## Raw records
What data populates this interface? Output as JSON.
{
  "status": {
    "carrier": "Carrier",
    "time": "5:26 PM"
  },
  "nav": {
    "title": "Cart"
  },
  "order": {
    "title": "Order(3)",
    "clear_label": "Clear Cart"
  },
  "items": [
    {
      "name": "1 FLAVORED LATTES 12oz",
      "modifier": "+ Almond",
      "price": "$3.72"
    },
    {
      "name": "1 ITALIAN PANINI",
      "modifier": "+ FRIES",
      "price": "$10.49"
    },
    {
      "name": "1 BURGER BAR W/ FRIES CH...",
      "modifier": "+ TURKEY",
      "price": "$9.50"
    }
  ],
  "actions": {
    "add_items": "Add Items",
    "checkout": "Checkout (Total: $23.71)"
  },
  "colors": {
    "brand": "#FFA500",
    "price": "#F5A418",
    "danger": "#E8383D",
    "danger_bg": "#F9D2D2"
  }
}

## What you are asked to do
Extract the complete listing above, reproducing each line exactly.

## Answer in full
What data populates this interface? Output as JSON.
{
  "status": {
    "carrier": "Carrier",
    "time": "5:26 PM"
  },
  "nav": {
    "title": "Cart"
  },
  "order": {
    "title": "Order(3)",
    "clear_label": "Clear Cart"
  },
  "items": [
    {
      "name": "1 FLAVORED LATTES 12oz",
      "modifier": "+ Almond",
      "price": "$3.72"
    },
    {
      "name": "1 ITALIAN PANINI",
      "modifier": "+ FRIES",
      "price": "$10.49"
    },
    {
      "name": "1 BURGER BAR W/ FRIES CH...",
      "modifier": "+ TURKEY",
      "price": "$9.50"
    }
  ],
  "actions": {
    "add_items": "Add Items",
    "checkout": "Checkout (Total: $23.71)"
  },
  "colors": {
    "brand": "#FFA500",
    "price": "#F5A418",
    "danger": "#E8383D",
    "danger_bg": "#F9D2D2"
  }
}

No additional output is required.